>> Begin Raw data

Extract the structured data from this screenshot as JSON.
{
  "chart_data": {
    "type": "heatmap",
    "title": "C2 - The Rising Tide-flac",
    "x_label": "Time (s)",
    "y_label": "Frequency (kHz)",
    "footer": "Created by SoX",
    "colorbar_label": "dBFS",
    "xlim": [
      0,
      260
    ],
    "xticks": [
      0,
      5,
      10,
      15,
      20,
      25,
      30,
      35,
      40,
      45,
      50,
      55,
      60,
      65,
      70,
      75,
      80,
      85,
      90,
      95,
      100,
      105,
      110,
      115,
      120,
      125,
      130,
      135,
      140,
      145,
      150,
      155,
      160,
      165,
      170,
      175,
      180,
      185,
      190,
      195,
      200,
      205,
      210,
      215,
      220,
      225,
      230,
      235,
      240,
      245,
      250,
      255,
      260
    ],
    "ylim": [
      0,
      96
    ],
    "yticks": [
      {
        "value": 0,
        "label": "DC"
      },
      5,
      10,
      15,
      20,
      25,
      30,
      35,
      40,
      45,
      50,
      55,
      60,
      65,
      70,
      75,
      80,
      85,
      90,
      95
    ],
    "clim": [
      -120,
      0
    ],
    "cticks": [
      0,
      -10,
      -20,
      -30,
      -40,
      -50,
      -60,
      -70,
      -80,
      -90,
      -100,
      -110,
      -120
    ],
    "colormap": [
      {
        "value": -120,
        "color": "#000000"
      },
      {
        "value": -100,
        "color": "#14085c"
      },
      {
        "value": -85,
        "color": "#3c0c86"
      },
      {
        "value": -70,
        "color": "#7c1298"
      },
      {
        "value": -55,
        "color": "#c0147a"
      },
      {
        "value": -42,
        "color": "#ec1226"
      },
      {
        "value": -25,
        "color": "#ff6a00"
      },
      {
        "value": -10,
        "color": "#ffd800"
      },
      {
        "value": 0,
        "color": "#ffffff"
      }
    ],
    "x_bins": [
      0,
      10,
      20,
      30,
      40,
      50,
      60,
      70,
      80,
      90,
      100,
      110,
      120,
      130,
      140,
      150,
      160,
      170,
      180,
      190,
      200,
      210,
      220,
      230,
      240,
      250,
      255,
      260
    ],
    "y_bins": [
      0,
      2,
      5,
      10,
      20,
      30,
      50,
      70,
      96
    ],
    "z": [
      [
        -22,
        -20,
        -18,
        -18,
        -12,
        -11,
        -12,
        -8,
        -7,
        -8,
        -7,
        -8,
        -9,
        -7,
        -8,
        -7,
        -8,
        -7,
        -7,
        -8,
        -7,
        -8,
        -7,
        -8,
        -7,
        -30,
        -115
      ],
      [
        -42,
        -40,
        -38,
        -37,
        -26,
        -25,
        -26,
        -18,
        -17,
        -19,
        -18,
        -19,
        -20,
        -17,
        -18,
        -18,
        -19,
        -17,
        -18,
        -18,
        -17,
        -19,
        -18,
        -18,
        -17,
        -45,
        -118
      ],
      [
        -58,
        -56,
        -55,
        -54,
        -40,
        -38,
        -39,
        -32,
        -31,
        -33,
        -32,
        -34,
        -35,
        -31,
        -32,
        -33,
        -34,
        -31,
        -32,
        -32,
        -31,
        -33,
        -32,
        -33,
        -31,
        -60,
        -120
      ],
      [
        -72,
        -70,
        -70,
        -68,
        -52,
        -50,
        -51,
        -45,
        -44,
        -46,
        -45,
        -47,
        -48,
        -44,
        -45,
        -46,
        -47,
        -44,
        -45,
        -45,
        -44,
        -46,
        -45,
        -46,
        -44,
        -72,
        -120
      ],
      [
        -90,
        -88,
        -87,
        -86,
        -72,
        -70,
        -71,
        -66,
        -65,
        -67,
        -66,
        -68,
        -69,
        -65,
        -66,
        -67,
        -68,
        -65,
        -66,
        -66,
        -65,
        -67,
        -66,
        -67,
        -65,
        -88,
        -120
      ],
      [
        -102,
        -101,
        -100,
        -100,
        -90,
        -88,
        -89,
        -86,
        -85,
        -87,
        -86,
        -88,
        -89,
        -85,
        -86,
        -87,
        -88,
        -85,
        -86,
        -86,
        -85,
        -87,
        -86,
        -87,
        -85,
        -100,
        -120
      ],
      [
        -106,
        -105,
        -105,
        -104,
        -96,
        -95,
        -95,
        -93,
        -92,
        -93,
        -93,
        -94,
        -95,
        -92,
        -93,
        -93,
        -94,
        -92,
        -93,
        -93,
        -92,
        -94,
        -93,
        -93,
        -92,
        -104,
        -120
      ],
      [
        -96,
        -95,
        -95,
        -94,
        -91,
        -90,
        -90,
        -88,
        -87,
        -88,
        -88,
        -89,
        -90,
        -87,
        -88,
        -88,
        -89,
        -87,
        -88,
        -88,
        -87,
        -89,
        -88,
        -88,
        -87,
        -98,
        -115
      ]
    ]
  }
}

>> End Raw data

Stated task: Would you give the material above again, complete and exact?

Result:
Extract the structured data from this screenshot as JSON.
{
  "chart_data": {
    "type": "heatmap",
    "title": "C2 - The Rising Tide-flac",
    "x_label": "Time (s)",
    "y_label": "Frequency (kHz)",
    "footer": "Created by SoX",
    "colorbar_label": "dBFS",
    "xlim": [
      0,
      260
    ],
    "xticks": [
      0,
      5,
      10,
      15,
      20,
      25,
      30,
      35,
      40,
      45,
      50,
      55,
      60,
      65,
      70,
      75,
      80,
      85,
      90,
      95,
      100,
      105,
      110,
      115,
      120,
      125,
      130,
      135,
      140,
      145,
      150,
      155,
      160,
      165,
      170,
      175,
      180,
      185,
      190,
      195,
      200,
      205,
      210,
      215,
      220,
      225,
      230,
      235,
      240,
      245,
      250,
      255,
      260
    ],
    "ylim": [
      0,
      96
    ],
    "yticks": [
      {
        "value": 0,
        "label": "DC"
      },
      5,
      10,
      15,
      20,
      25,
      30,
      35,
      40,
      45,
      50,
      55,
      60,
      65,
      70,
      75,
      80,
      85,
      90,
      95
    ],
    "clim": [
      -120,
      0
    ],
    "cticks": [
      0,
      -10,
      -20,
      -30,
      -40,
      -50,
      -60,
      -70,
      -80,
      -90,
      -100,
      -110,
      -120
    ],
    "colormap": [
      {
        "value": -120,
        "color": "#000000"
      },
      {
        "value": -100,
        "color": "#14085c"
      },
      {
        "value": -85,
        "color": "#3c0c86"
      },
      {
        "value": -70,
        "color": "#7c1298"
      },
      {
        "value": -55,
        "color": "#c0147a"
      },
      {
        "value": -42,
        "color": "#ec1226"
      },
      {
        "value": -25,
        "color": "#ff6a00"
      },
      {
        "value": -10,
        "color": "#ffd800"
      },
      {
        "value": 0,
        "color": "#ffffff"
      }
    ],
    "x_bins": [
      0,
      10,
      20,
      30,
      40,
      50,
      60,
      70,
      80,
      90,
      100,
      110,
      120,
      130,
      140,
      150,
      160,
      170,
      180,
      190,
      200,
      210,
      220,
      230,
      240,
      250,
      255,
      260
    ],
    "y_bins": [
      0,
      2,
      5,
      10,
      20,
      30,
      50,
      70,
      96
    ],
    "z": [
      [
        -22,
        -20,
        -18,
        -18,
        -12,
        -11,
        -12,
        -8,
        -7,
        -8,
        -7,
        -8,
        -9,
        -7,
        -8,
        -7,
        -8,
        -7,
        -7,
        -8,
        -7,
        -8,
        -7,
        -8,
        -7,
        -30,
        -115
      ],
      [
        -42,
        -40,
        -38,
        -37,
        -26,
        -25,
        -26,
        -18,
        -17,
        -19,
        -18,
        -19,
        -20,
        -17,
        -18,
        -18,
        -19,
        -17,
        -18,
        -18,
        -17,
        -19,
        -18,
        -18,
        -17,
        -45,
        -118
      ],
      [
        -58,
        -56,
        -55,
        -54,
        -40,
        -38,
        -39,
        -32,
        -31,
        -33,
        -32,
        -34,
        -35,
        -31,
        -32,
        -33,
        -34,
        -31,
        -32,
        -32,
        -31,
        -33,
        -32,
        -33,
        -31,
        -60,
        -120
      ],
      [
        -72,
        -70,
        -70,
        -68,
        -52,
        -50,
        -51,
        -45,
        -44,
        -46,
        -45,
        -47,
        -48,
        -44,
        -45,
        -46,
        -47,
        -44,
        -45,
        -45,
        -44,
        -46,
        -45,
        -46,
        -44,
        -72,
        -120
      ],
      [
        -90,
        -88,
        -87,
        -86,
        -72,
        -70,
        -71,
        -66,
        -65,
        -67,
        -66,
        -68,
        -69,
        -65,
        -66,
        -67,
        -68,
        -65,
        -66,
        -66,
        -65,
        -67,
        -66,
        -67,
        -65,
        -88,
        -120
      ],
      [
        -102,
        -101,
        -100,
        -100,
        -90,
        -88,
        -89,
        -86,
        -85,
        -87,
        -86,
        -88,
        -89,
        -85,
        -86,
        -87,
        -88,
        -85,
        -86,
        -86,
        -85,
        -87,
        -86,
        -87,
        -85,
        -100,
        -120
      ],
      [
        -106,
        -105,
        -105,
        -104,
        -96,
        -95,
        -95,
        -93,
        -92,
        -93,
        -93,
        -94,
        -95,
        -92,
        -93,
        -93,
        -94,
        -92,
        -93,
        -93,
        -92,
        -94,
        -93,
        -93,
        -92,
        -104,
        -120
      ],
      [
        -96,
        -95,
        -95,
        -94,
        -91,
        -90,
        -90,
        -88,
        -87,
        -88,
        -88,
        -89,
        -90,
        -87,
        -88,
        -88,
        -89,
        -87,
        -88,
        -88,
        -87,
        -89,
        -88,
        -88,
        -87,
        -98,
        -115
      ]
    ]
  }
}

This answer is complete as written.